- Work to complete
Repeat the material below exactly, line for line.

- Entries supplied
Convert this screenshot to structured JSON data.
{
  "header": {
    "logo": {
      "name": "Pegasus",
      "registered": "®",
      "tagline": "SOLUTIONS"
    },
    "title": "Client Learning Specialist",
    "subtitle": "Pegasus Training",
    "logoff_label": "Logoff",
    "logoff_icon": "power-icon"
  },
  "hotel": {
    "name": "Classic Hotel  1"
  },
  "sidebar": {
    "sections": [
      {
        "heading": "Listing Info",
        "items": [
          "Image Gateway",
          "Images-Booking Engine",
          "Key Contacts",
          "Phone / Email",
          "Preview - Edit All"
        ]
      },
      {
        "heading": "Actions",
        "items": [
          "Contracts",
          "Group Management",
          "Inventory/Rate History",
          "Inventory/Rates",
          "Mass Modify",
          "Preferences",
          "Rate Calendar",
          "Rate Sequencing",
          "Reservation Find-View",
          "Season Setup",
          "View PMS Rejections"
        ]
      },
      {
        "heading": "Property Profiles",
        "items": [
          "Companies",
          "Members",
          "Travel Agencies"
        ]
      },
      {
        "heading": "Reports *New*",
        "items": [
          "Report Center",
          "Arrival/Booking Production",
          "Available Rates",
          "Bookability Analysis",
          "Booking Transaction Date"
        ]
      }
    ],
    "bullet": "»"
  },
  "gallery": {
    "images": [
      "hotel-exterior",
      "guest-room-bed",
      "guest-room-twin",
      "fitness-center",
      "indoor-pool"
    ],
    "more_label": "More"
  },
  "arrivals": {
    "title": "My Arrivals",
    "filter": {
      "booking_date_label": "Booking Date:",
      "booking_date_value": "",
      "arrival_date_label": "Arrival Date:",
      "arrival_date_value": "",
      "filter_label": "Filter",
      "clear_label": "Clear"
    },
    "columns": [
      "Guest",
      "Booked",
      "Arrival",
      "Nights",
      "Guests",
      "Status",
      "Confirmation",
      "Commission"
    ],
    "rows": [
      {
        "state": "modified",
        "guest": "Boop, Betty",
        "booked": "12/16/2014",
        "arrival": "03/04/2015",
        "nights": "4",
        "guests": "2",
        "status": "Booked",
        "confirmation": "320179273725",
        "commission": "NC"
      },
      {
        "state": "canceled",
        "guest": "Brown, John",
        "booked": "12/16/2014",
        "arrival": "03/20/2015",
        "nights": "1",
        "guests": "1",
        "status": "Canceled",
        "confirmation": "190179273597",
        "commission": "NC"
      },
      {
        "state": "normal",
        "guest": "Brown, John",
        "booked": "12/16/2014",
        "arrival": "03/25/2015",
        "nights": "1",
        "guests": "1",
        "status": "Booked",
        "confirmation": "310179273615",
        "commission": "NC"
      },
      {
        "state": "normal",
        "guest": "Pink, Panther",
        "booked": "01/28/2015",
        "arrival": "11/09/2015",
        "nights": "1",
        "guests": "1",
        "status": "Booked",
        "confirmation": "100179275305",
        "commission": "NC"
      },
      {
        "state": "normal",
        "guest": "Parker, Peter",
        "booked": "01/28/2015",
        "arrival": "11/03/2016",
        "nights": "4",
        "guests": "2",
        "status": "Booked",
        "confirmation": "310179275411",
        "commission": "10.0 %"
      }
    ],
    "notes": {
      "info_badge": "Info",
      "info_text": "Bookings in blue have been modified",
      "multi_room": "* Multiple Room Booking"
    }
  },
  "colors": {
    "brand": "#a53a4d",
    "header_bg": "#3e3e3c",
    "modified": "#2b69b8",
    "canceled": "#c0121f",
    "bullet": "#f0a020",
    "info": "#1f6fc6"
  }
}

- Answer to the problem
Convert this screenshot to structured JSON data.
{
  "header": {
    "logo": {
      "name": "Pegasus",
      "registered": "®",
      "tagline": "SOLUTIONS"
    },
    "title": "Client Learning Specialist",
    "subtitle": "Pegasus Training",
    "logoff_label": "Logoff",
    "logoff_icon": "power-icon"
  },
  "hotel": {
    "name": "Classic Hotel  1"
  },
  "sidebar": {
    "sections": [
      {
        "heading": "Listing Info",
        "items": [
          "Image Gateway",
          "Images-Booking Engine",
          "Key Contacts",
          "Phone / Email",
          "Preview - Edit All"
        ]
      },
      {
        "heading": "Actions",
        "items": [
          "Contracts",
          "Group Management",
          "Inventory/Rate History",
          "Inventory/Rates",
          "Mass Modify",
          "Preferences",
          "Rate Calendar",
          "Rate Sequencing",
          "Reservation Find-View",
          "Season Setup",
          "View PMS Rejections"
        ]
      },
      {
        "heading": "Property Profiles",
        "items": [
          "Companies",
          "Members",
          "Travel Agencies"
        ]
      },
      {
        "heading": "Reports *New*",
        "items": [
          "Report Center",
          "Arrival/Booking Production",
          "Available Rates",
          "Bookability Analysis",
          "Booking Transaction Date"
        ]
      }
    ],
    "bullet": "»"
  },
  "gallery": {
    "images": [
      "hotel-exterior",
      "guest-room-bed",
      "guest-room-twin",
      "fitness-center",
      "indoor-pool"
    ],
    "more_label": "More"
  },
  "arrivals": {
    "title": "My Arrivals",
    "filter": {
      "booking_date_label": "Booking Date:",
      "booking_date_value": "",
      "arrival_date_label": "Arrival Date:",
      "arrival_date_value": "",
      "filter_label": "Filter",
      "clear_label": "Clear"
    },
    "columns": [
      "Guest",
      "Booked",
      "Arrival",
      "Nights",
      "Guests",
      "Status",
      "Confirmation",
      "Commission"
    ],
    "rows": [
      {
        "state": "modified",
        "guest": "Boop, Betty",
        "booked": "12/16/2014",
        "arrival": "03/04/2015",
        "nights": "4",
        "guests": "2",
        "status": "Booked",
        "confirmation": "320179273725",
        "commission": "NC"
      },
      {
        "state": "canceled",
        "guest": "Brown, John",
        "booked": "12/16/2014",
        "arrival": "03/20/2015",
        "nights": "1",
        "guests": "1",
        "status": "Canceled",
        "confirmation": "190179273597",
        "commission": "NC"
      },
      {
        "state": "normal",
        "guest": "Brown, John",
        "booked": "12/16/2014",
        "arrival": "03/25/2015",
        "nights": "1",
        "guests": "1",
        "status": "Booked",
        "confirmation": "310179273615",
        "commission": "NC"
      },
      {
        "state": "normal",
        "guest": "Pink, Panther",
        "booked": "01/28/2015",
        "arrival": "11/09/2015",
        "nights": "1",
        "guests": "1",
        "status": "Booked",
        "confirmation": "100179275305",
        "commission": "NC"
      },
      {
        "state": "normal",
        "guest": "Parker, Peter",
        "booked": "01/28/2015",
        "arrival": "11/03/2016",
        "nights": "4",
        "guests": "2",
        "status": "Booked",
        "confirmation": "310179275411",
        "commission": "10.0 %"
      }
    ],
    "notes": {
      "info_badge": "Info",
      "info_text": "Bookings in blue have been modified",
      "multi_room": "* Multiple Room Booking"
    }
  },
  "colors": {
    "brand": "#a53a4d",
    "header_bg": "#3e3e3c",
    "modified": "#2b69b8",
    "canceled": "#c0121f",
    "bullet": "#f0a020",
    "info": "#1f6fc6"
  }
}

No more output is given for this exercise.